- **TASK REQUIREMENTS**
Repeat the full listing below verbatim and keep the images out.

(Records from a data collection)
★ ★ ★

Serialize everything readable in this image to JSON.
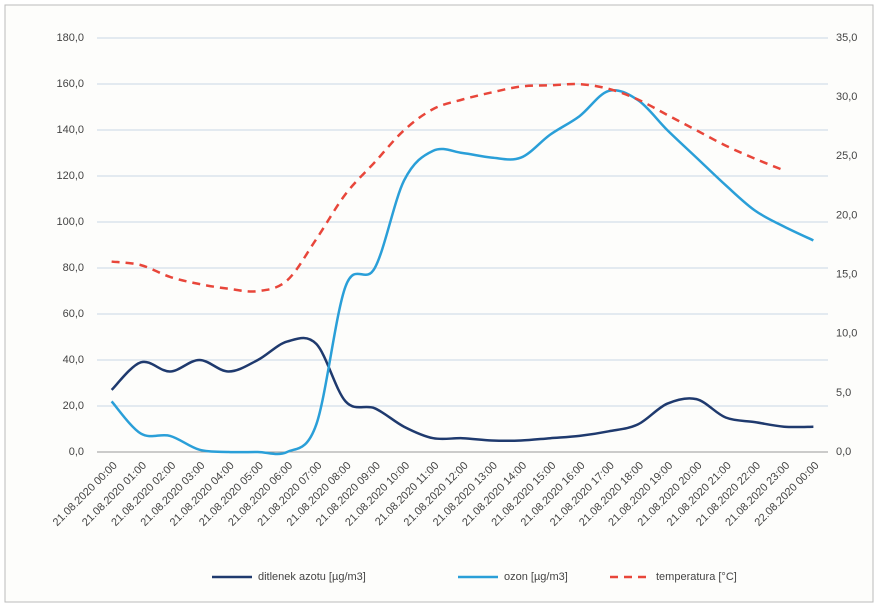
{
  "chart_data": {
    "type": "line",
    "categories": [
      "21.08.2020 00:00",
      "21.08.2020 01:00",
      "21.08.2020 02:00",
      "21.08.2020 03:00",
      "21.08.2020 04:00",
      "21.08.2020 05:00",
      "21.08.2020 06:00",
      "21.08.2020 07:00",
      "21.08.2020 08:00",
      "21.08.2020 09:00",
      "21.08.2020 10:00",
      "21.08.2020 11:00",
      "21.08.2020 12:00",
      "21.08.2020 13:00",
      "21.08.2020 14:00",
      "21.08.2020 15:00",
      "21.08.2020 16:00",
      "21.08.2020 17:00",
      "21.08.2020 18:00",
      "21.08.2020 19:00",
      "21.08.2020 20:00",
      "21.08.2020 21:00",
      "21.08.2020 22:00",
      "21.08.2020 23:00",
      "22.08.2020 00:00"
    ],
    "series": [
      {
        "name": "ditlenek azotu [µg/m3]",
        "color": "#1f3a6e",
        "values": [
          27,
          39,
          35,
          40,
          35,
          40,
          48,
          47,
          22,
          19,
          11,
          6,
          6,
          5,
          5,
          6,
          7,
          9,
          12,
          21,
          23,
          15,
          13,
          11,
          11
        ]
      },
      {
        "name": "ozon [µg/m3]",
        "color": "#2a9fd8",
        "values": [
          22,
          8,
          7,
          1,
          0,
          0,
          0,
          12,
          72,
          80,
          118,
          131,
          130,
          128,
          128,
          138,
          146,
          157,
          153,
          140,
          128,
          116,
          105,
          98,
          92
        ]
      },
      {
        "name": "temperatura [°C]",
        "color": "#e8463a",
        "dashed": true,
        "axis": "y2",
        "values": [
          16.1,
          15.8,
          14.8,
          14.2,
          13.8,
          13.6,
          14.5,
          18,
          21.8,
          24.5,
          27.2,
          29,
          29.8,
          30.4,
          30.9,
          31,
          31.1,
          30.7,
          29.8,
          28.5,
          27.2,
          25.9,
          24.8,
          23.8,
          null
        ]
      }
    ],
    "ylim": [
      0,
      180
    ],
    "yticks": [
      {
        "value": 0,
        "label": "0,0"
      },
      {
        "value": 20,
        "label": "20,0"
      },
      {
        "value": 40,
        "label": "40,0"
      },
      {
        "value": 60,
        "label": "60,0"
      },
      {
        "value": 80,
        "label": "80,0"
      },
      {
        "value": 100,
        "label": "100,0"
      },
      {
        "value": 120,
        "label": "120,0"
      },
      {
        "value": 140,
        "label": "140,0"
      },
      {
        "value": 160,
        "label": "160,0"
      },
      {
        "value": 180,
        "label": "180,0"
      }
    ],
    "y2lim": [
      0,
      35
    ],
    "y2ticks": [
      {
        "value": 0,
        "label": "0,0"
      },
      {
        "value": 5,
        "label": "5,0"
      },
      {
        "value": 10,
        "label": "10,0"
      },
      {
        "value": 15,
        "label": "15,0"
      },
      {
        "value": 20,
        "label": "20,0"
      },
      {
        "value": 25,
        "label": "25,0"
      },
      {
        "value": 30,
        "label": "30,0"
      },
      {
        "value": 35,
        "label": "35,0"
      }
    ],
    "grid": true,
    "legend": "bottom"
  }
}
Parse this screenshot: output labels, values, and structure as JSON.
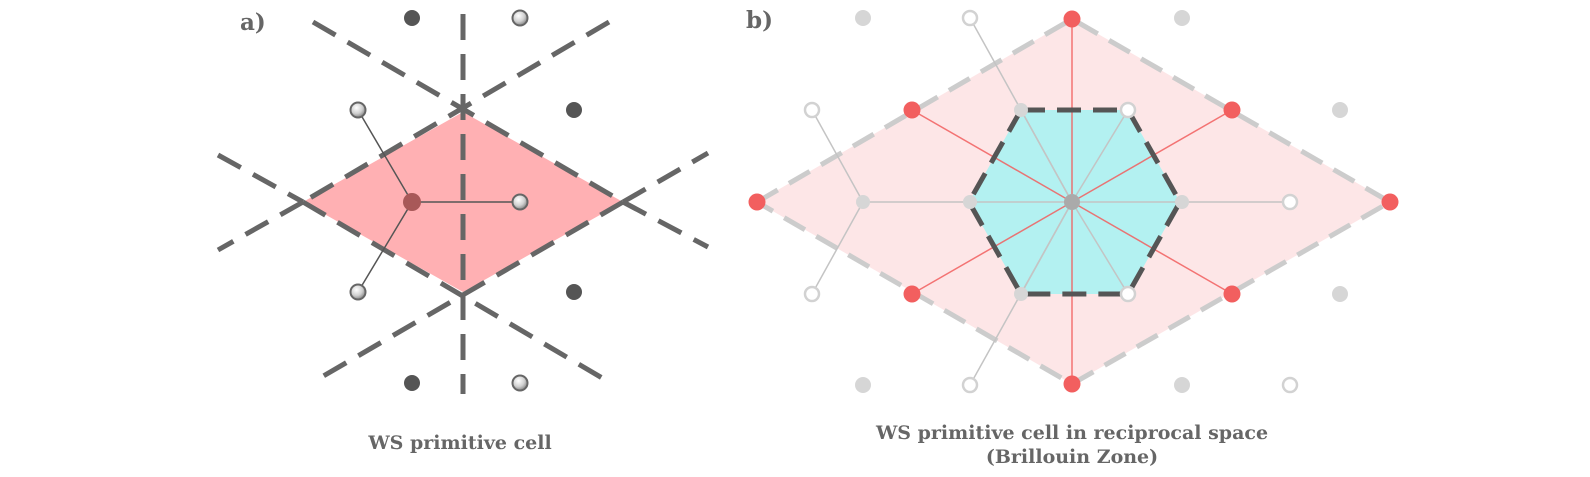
{
  "panels": [
    {
      "label": "a)",
      "caption": "WS primitive cell",
      "colors": {
        "cell_fill": "#ffb0b3",
        "boundary": "#666666",
        "lattice_point": "#555555",
        "neighbor_point": "#b0b0b0",
        "center_point": "#a85858"
      }
    },
    {
      "label": "b)",
      "caption_line1": "WS primitive cell in reciprocal space",
      "caption_line2": "(Brillouin Zone)",
      "colors": {
        "cell_fill": "#fde6e7",
        "zone_fill": "#b3f1f1",
        "zone_boundary": "#555555",
        "outer_boundary": "#cccccc",
        "reciprocal_point": "#f25f5f",
        "lattice_point": "#d6d6d6",
        "center_point": "#aaaaaa"
      }
    }
  ]
}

★ ★ ★

- **SOLUTION TO THE EXERCISE**
Serialize everything readable in this image to JSON.
{
  "chart_data": {
    "type": "line",
    "categories": [
      "21.08.2020 00:00",
      "21.08.2020 01:00",
      "21.08.2020 02:00",
      "21.08.2020 03:00",
      "21.08.2020 04:00",
      "21.08.2020 05:00",
      "21.08.2020 06:00",
      "21.08.2020 07:00",
      "21.08.2020 08:00",
      "21.08.2020 09:00",
      "21.08.2020 10:00",
      "21.08.2020 11:00",
      "21.08.2020 12:00",
      "21.08.2020 13:00",
      "21.08.2020 14:00",
      "21.08.2020 15:00",
      "21.08.2020 16:00",
      "21.08.2020 17:00",
      "21.08.2020 18:00",
      "21.08.2020 19:00",
      "21.08.2020 20:00",
      "21.08.2020 21:00",
      "21.08.2020 22:00",
      "21.08.2020 23:00",
      "22.08.2020 00:00"
    ],
    "series": [
      {
        "name": "ditlenek azotu [µg/m3]",
        "color": "#1f3a6e",
        "values": [
          27,
          39,
          35,
          40,
          35,
          40,
          48,
          47,
          22,
          19,
          11,
          6,
          6,
          5,
          5,
          6,
          7,
          9,
          12,
          21,
          23,
          15,
          13,
          11,
          11
        ]
      },
      {
        "name": "ozon [µg/m3]",
        "color": "#2a9fd8",
        "values": [
          22,
          8,
          7,
          1,
          0,
          0,
          0,
          12,
          72,
          80,
          118,
          131,
          130,
          128,
          128,
          138,
          146,
          157,
          153,
          140,
          128,
          116,
          105,
          98,
          92
        ]
      },
      {
        "name": "temperatura [°C]",
        "color": "#e8463a",
        "dashed": true,
        "axis": "y2",
        "values": [
          16.1,
          15.8,
          14.8,
          14.2,
          13.8,
          13.6,
          14.5,
          18,
          21.8,
          24.5,
          27.2,
          29,
          29.8,
          30.4,
          30.9,
          31,
          31.1,
          30.7,
          29.8,
          28.5,
          27.2,
          25.9,
          24.8,
          23.8,
          null
        ]
      }
    ],
    "ylim": [
      0,
      180
    ],
    "yticks": [
      {
        "value": 0,
        "label": "0,0"
      },
      {
        "value": 20,
        "label": "20,0"
      },
      {
        "value": 40,
        "label": "40,0"
      },
      {
        "value": 60,
        "label": "60,0"
      },
      {
        "value": 80,
        "label": "80,0"
      },
      {
        "value": 100,
        "label": "100,0"
      },
      {
        "value": 120,
        "label": "120,0"
      },
      {
        "value": 140,
        "label": "140,0"
      },
      {
        "value": 160,
        "label": "160,0"
      },
      {
        "value": 180,
        "label": "180,0"
      }
    ],
    "y2lim": [
      0,
      35
    ],
    "y2ticks": [
      {
        "value": 0,
        "label": "0,0"
      },
      {
        "value": 5,
        "label": "5,0"
      },
      {
        "value": 10,
        "label": "10,0"
      },
      {
        "value": 15,
        "label": "15,0"
      },
      {
        "value": 20,
        "label": "20,0"
      },
      {
        "value": 25,
        "label": "25,0"
      },
      {
        "value": 30,
        "label": "30,0"
      },
      {
        "value": 35,
        "label": "35,0"
      }
    ],
    "grid": true,
    "legend": "bottom"
  }
}
Parse this screenshot: output labels, values, and structure as JSON.
{
  "panels": [
    {
      "label": "a)",
      "caption": "WS primitive cell",
      "colors": {
        "cell_fill": "#ffb0b3",
        "boundary": "#666666",
        "lattice_point": "#555555",
        "neighbor_point": "#b0b0b0",
        "center_point": "#a85858"
      }
    },
    {
      "label": "b)",
      "caption_line1": "WS primitive cell in reciprocal space",
      "caption_line2": "(Brillouin Zone)",
      "colors": {
        "cell_fill": "#fde6e7",
        "zone_fill": "#b3f1f1",
        "zone_boundary": "#555555",
        "outer_boundary": "#cccccc",
        "reciprocal_point": "#f25f5f",
        "lattice_point": "#d6d6d6",
        "center_point": "#aaaaaa"
      }
    }
  ]
}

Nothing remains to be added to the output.